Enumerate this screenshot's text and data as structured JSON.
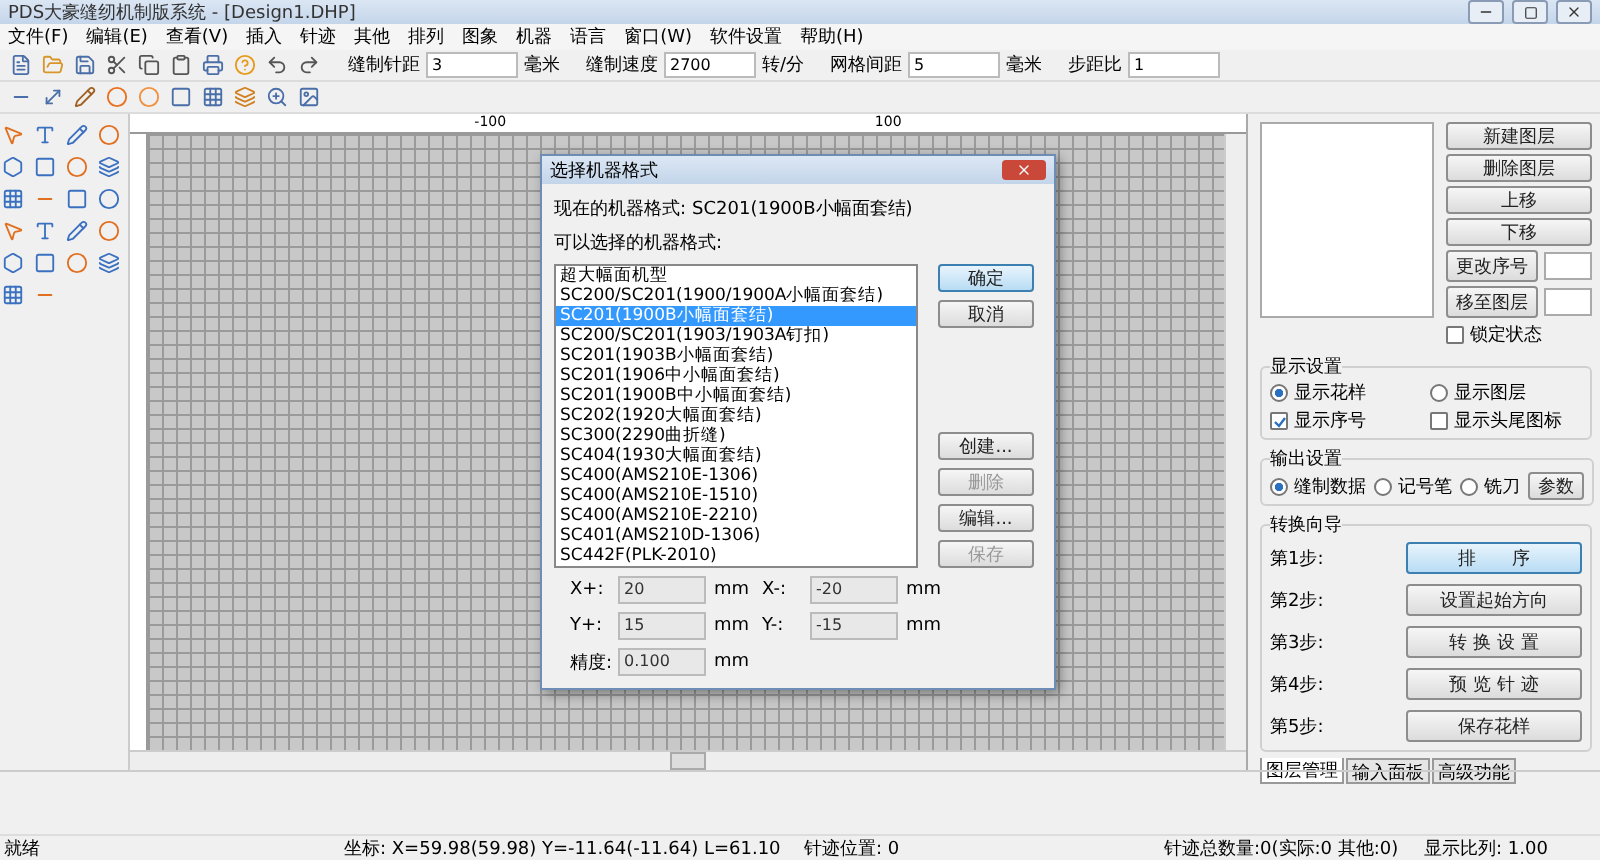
{
  "window": {
    "title": "PDS大豪缝纫机制版系统 - [Design1.DHP]"
  },
  "menu": [
    "文件(F)",
    "编辑(E)",
    "查看(V)",
    "插入",
    "针迹",
    "其他",
    "排列",
    "图象",
    "机器",
    "语言",
    "窗口(W)",
    "软件设置",
    "帮助(H)"
  ],
  "toolbar_fields": [
    {
      "label": "缝制针距",
      "value": "3",
      "unit": "毫米"
    },
    {
      "label": "缝制速度",
      "value": "2700",
      "unit": "转/分"
    },
    {
      "label": "网格间距",
      "value": "5",
      "unit": "毫米"
    },
    {
      "label": "步距比",
      "value": "1"
    }
  ],
  "ruler": {
    "labels": [
      "-100",
      "100"
    ]
  },
  "dialog": {
    "title": "选择机器格式",
    "current_label": "现在的机器格式:",
    "current_value": "SC201(1900B小幅面套结)",
    "list_label": "可以选择的机器格式:",
    "items": [
      {
        "label": "超大幅面机型",
        "selected": false
      },
      {
        "label": "SC200/SC201(1900/1900A小幅面套结)",
        "selected": false
      },
      {
        "label": "SC201(1900B小幅面套结)",
        "selected": true
      },
      {
        "label": "SC200/SC201(1903/1903A钉扣)",
        "selected": false
      },
      {
        "label": "SC201(1903B小幅面套结)",
        "selected": false
      },
      {
        "label": "SC201(1906中小幅面套结)",
        "selected": false
      },
      {
        "label": "SC201(1900B中小幅面套结)",
        "selected": false
      },
      {
        "label": "SC202(1920大幅面套结)",
        "selected": false
      },
      {
        "label": "SC300(2290曲折缝)",
        "selected": false
      },
      {
        "label": "SC404(1930大幅面套结)",
        "selected": false
      },
      {
        "label": "SC400(AMS210E-1306)",
        "selected": false
      },
      {
        "label": "SC400(AMS210E-1510)",
        "selected": false
      },
      {
        "label": "SC400(AMS210E-2210)",
        "selected": false
      },
      {
        "label": "SC401(AMS210D-1306)",
        "selected": false
      },
      {
        "label": "SC442F(PLK-2010)",
        "selected": false
      }
    ],
    "buttons": [
      {
        "label": "确定",
        "disabled": false,
        "default": true
      },
      {
        "label": "取消",
        "disabled": false,
        "default": false
      },
      {
        "label": "创建...",
        "disabled": false,
        "default": false
      },
      {
        "label": "删除",
        "disabled": true,
        "default": false
      },
      {
        "label": "编辑...",
        "disabled": false,
        "default": false
      },
      {
        "label": "保存",
        "disabled": true,
        "default": false
      }
    ],
    "fields": [
      {
        "label": "X+:",
        "value": "20",
        "unit": "mm"
      },
      {
        "label": "X-:",
        "value": "-20",
        "unit": "mm"
      },
      {
        "label": "Y+:",
        "value": "15",
        "unit": "mm"
      },
      {
        "label": "Y-:",
        "value": "-15",
        "unit": "mm"
      }
    ],
    "precision": {
      "label": "精度:",
      "value": "0.100",
      "unit": "mm"
    }
  },
  "layer_panel": {
    "buttons": [
      "新建图层",
      "删除图层",
      "上移",
      "下移"
    ],
    "order_buttons": [
      "更改序号",
      "移至图层"
    ],
    "lock": {
      "label": "锁定状态",
      "checked": false
    },
    "display": {
      "title": "显示设置",
      "options": [
        {
          "kind": "radio",
          "label": "显示花样",
          "checked": true
        },
        {
          "kind": "radio",
          "label": "显示图层",
          "checked": false
        },
        {
          "kind": "checkbox",
          "label": "显示序号",
          "checked": true
        },
        {
          "kind": "checkbox",
          "label": "显示头尾图标",
          "checked": false
        }
      ]
    },
    "output": {
      "title": "输出设置",
      "options": [
        {
          "label": "缝制数据",
          "selected": true
        },
        {
          "label": "记号笔",
          "selected": false
        },
        {
          "label": "铣刀",
          "selected": false
        }
      ],
      "button": "参数"
    },
    "wizard": {
      "title": "转换向导",
      "steps": [
        {
          "label": "第1步:",
          "button": "排　　序",
          "focused": true
        },
        {
          "label": "第2步:",
          "button": "设置起始方向",
          "focused": false
        },
        {
          "label": "第3步:",
          "button": "转 换 设 置",
          "focused": false
        },
        {
          "label": "第4步:",
          "button": "预 览 针 迹",
          "focused": false
        },
        {
          "label": "第5步:",
          "button": "保存花样",
          "focused": false
        }
      ]
    },
    "tabs": [
      {
        "label": "图层管理",
        "selected": true
      },
      {
        "label": "输入面板",
        "selected": false
      },
      {
        "label": "高级功能",
        "selected": false
      }
    ]
  },
  "status_bar": [
    "就绪",
    "坐标: X=59.98(59.98) Y=-11.64(-11.64) L=61.10",
    "针迹位置: 0",
    "针迹总数量:0(实际:0 其他:0)",
    "显示比列: 1.00"
  ]
}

■ ■ ■ ■ ■ ■ ■

### What the exercise asks
Find each line holding "title". Copy it out.

### Completed task
    "title": "PDS大豪缝纫机制版系统 - [Design1.DHP]"
    "title": "选择机器格式",
      "title": "显示设置",
      "title": "输出设置",
      "title": "转换向导",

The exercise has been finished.